§ **Your task**:
Which lines in the records below contain the word "value"? Copy each of them.

== Supplied material ==

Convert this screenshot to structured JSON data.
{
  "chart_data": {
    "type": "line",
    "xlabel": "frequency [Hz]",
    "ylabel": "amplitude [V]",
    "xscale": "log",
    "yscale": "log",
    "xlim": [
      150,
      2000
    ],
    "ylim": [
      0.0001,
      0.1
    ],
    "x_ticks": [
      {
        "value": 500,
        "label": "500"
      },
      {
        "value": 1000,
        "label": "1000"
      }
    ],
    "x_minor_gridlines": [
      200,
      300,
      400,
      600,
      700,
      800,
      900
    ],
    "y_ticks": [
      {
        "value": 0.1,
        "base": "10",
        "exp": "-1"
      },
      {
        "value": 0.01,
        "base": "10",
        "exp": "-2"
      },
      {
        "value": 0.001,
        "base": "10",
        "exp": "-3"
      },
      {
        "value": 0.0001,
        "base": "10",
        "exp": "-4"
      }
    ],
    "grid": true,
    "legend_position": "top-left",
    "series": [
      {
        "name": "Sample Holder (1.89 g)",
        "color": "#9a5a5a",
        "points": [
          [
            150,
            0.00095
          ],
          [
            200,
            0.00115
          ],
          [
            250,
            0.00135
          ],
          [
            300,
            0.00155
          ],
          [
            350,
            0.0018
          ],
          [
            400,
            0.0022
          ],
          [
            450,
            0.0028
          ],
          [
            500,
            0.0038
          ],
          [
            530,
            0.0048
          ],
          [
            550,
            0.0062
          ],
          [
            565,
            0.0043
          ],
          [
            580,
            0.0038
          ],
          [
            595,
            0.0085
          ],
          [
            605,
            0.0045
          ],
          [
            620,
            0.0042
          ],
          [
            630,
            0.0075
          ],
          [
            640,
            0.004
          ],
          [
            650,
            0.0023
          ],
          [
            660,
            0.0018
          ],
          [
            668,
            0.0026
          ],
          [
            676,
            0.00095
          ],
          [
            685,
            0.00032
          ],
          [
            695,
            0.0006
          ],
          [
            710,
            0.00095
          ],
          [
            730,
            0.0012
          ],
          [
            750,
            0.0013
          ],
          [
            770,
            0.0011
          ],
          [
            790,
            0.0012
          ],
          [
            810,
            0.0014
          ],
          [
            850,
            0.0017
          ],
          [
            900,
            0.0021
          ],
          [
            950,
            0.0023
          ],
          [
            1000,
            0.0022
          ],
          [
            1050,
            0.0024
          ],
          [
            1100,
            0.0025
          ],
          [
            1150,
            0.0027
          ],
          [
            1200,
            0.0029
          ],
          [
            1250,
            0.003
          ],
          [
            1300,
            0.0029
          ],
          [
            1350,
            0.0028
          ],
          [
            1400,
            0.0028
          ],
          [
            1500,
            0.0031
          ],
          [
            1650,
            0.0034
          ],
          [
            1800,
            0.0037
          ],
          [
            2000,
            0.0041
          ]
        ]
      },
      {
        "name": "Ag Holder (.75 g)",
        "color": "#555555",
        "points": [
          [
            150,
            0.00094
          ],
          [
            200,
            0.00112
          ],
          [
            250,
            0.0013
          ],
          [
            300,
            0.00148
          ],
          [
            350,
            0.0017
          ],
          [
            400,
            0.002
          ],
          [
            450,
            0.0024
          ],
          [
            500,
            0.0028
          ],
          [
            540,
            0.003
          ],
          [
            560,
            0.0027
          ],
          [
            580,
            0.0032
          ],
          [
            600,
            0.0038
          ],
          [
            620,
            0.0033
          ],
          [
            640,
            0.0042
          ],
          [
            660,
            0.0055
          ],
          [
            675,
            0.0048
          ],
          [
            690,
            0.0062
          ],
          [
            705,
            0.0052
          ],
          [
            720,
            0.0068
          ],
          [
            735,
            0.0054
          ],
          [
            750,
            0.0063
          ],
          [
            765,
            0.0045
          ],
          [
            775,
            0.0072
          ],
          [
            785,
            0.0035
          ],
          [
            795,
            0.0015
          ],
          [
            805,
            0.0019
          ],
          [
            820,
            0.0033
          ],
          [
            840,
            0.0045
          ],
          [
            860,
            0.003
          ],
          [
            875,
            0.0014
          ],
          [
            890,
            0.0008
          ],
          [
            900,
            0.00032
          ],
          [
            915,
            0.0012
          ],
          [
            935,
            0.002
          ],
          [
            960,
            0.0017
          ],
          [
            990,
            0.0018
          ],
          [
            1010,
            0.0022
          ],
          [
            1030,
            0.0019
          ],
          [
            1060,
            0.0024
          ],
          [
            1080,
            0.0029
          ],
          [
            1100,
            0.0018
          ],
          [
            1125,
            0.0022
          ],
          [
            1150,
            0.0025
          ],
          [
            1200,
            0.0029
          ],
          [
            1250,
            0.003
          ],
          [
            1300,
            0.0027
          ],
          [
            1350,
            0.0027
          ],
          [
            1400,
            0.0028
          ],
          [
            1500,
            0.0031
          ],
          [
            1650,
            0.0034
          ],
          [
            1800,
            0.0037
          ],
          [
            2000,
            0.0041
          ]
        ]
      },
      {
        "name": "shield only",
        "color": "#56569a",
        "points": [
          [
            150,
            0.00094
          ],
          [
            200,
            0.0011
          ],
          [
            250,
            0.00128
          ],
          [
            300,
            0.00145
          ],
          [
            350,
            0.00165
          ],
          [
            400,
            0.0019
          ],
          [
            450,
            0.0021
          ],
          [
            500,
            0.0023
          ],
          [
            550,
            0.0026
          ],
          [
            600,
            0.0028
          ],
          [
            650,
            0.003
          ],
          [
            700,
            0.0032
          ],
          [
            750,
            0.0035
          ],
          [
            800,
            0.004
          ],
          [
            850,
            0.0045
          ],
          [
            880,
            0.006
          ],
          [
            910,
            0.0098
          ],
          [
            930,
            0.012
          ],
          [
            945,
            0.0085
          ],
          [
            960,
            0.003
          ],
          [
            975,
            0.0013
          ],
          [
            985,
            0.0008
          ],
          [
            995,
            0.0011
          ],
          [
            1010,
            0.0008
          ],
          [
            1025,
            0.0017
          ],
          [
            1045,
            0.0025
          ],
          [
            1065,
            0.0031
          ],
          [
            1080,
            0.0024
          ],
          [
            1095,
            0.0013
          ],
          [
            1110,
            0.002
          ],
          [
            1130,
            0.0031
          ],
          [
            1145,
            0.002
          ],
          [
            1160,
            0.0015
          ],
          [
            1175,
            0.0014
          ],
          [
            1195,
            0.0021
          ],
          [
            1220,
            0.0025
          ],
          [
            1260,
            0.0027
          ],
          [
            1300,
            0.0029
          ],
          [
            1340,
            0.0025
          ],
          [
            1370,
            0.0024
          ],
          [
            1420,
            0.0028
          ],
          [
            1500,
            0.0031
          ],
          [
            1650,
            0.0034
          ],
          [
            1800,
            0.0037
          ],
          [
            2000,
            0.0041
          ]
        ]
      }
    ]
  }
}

===

§ **Solution to the problem**:
        "value": 500,
        "value": 1000,
        "value": 0.1,
        "value": 0.01,
        "value": 0.001,
        "value": 0.0001,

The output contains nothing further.